▶ Task requirements
Go on with the passage on serializing and parallelizing commands with flom, starting right after its last sentence.
##### Text segment #####
This use case extends Use Case 1: you don’t want some commands or some scripts submitted by a user can run at the same time, but you want parallel execution for some different commands/scripts. The typical usage is related to crontab and the chance some command runs late due to an undesired condition.

Open four terminals and try this experiment:

  1. inside the first terminal write this command at prompt, but do not press “enter”: “flom -r R1 -- sleep 10
  2. inside the second terminal write this command at prompt, but do not press “enter”: “flom -r R1 -- ls
  3. inside the third terminal write this command at prompt, but do not press “enter”: “flom -r R2 -- sleep 5
  4. inside the fourth terminal write this command at prompt, but do not press “enter”: “flom -r R2 -- echo Hello World
  5. now press “enter” key in every terminal following the same order used to prepare the commands (first, second, third, fourth)
##### Extracted information #####
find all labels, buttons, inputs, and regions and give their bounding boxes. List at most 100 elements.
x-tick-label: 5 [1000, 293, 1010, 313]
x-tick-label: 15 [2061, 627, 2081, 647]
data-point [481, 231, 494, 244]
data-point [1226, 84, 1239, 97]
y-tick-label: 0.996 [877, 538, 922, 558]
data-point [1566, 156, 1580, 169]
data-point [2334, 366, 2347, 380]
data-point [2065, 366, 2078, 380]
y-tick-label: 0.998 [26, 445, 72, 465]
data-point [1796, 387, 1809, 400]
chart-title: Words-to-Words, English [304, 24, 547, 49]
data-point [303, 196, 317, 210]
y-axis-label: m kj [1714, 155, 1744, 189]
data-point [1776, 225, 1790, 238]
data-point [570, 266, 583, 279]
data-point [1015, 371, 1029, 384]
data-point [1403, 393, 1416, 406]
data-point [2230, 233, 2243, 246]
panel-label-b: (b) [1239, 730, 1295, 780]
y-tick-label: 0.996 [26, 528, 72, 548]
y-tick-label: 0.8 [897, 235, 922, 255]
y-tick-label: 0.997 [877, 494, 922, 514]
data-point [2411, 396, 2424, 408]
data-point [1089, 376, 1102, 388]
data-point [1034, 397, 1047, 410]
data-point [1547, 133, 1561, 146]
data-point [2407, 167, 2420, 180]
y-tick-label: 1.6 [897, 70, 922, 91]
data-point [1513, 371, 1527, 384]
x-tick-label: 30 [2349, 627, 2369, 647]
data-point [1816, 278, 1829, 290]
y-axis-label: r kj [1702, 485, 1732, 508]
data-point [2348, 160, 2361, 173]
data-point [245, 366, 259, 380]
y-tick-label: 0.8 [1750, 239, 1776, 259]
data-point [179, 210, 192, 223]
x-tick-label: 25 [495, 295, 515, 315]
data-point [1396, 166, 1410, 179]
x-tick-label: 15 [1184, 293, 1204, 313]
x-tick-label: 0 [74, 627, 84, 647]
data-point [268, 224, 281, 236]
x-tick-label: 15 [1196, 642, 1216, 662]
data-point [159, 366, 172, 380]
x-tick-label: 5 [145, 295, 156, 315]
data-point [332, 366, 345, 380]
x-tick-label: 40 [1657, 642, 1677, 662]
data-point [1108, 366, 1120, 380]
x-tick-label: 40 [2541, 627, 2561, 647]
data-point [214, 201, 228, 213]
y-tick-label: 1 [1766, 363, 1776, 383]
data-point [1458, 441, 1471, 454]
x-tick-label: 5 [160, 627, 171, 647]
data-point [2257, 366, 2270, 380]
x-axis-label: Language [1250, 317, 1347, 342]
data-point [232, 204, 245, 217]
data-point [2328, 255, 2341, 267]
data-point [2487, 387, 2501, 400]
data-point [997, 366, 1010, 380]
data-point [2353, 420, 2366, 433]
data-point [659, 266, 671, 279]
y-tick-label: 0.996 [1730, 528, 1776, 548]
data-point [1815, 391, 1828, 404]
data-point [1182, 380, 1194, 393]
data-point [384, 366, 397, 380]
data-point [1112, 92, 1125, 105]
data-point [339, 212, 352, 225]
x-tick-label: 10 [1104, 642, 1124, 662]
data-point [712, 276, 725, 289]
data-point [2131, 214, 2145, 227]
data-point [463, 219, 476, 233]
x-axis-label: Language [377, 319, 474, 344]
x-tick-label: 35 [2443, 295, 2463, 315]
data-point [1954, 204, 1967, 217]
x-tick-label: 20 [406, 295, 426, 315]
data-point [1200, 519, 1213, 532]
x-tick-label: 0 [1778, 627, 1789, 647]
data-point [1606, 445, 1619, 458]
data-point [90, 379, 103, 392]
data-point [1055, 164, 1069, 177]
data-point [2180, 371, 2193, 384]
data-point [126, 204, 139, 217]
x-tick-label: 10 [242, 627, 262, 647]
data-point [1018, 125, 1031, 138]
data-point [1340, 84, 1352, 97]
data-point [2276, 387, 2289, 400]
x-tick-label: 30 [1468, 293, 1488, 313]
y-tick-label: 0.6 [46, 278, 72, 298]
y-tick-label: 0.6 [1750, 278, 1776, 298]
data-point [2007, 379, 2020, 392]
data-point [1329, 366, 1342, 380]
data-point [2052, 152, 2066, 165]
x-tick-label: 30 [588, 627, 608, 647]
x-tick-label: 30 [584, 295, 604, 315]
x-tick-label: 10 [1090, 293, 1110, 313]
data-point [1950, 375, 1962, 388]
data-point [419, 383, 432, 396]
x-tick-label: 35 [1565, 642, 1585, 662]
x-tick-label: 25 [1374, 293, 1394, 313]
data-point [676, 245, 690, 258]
#####
▶ Answer area
Expected result:

  1. the first terminal pauses for 10 seconds
  2. the second terminal pauses (10 seconds) and displays the output of command “ls” after the first terminal sleeping terminates
  3. the third terminal pauses for 5 seconds
  4. the fourth terminal pauses (5 seconds) and displays the output of command “echo Hello Worlds” after the third terminal sleeping terminates

Terminal 1 output:

tiian@mojan:/usr$ flom -r R1 -- sleep 10
tiian@mojan:/usr$ 

Terminal 2 output:

tiian@mojan:/usr$ flom -r R1 -- ls
bin  games  include  lib  lib64  local	sbin  share  src
tiian@mojan:/usr$ 

Terminal 3 output:

tiian@mojan:~$ flom -r R2 -- sleep 5
tiian@mojan:~$ 

Terminal 4 output:

tiian@mojan:~$ flom -r R2 -- echo Hello World
Hello World
tiian@mojan:~$ 

Explanation:

The commands executed inside terminals 1 and 2 synchronize on resource “R1”; the commands executed inside terminals 3 and 4 synchronize on resource “R2”. “Hello World” is displayed before directory content (“ls” command) because the two synchronize on different resources.

Summary

Independent commands can be grouped and synchronized using distinct resources.
Argument “-r” (long form is “--resource-name”) can be used to specify the resource you want to synchronize on; you may use “Resource/Name” property inside configuration files as an alternative way to specify a non default resource.

See also

FLoM available arguments are documented in man page: use man flom.
FLoM configuration explains how you can specify flom behavior without using command line arguments.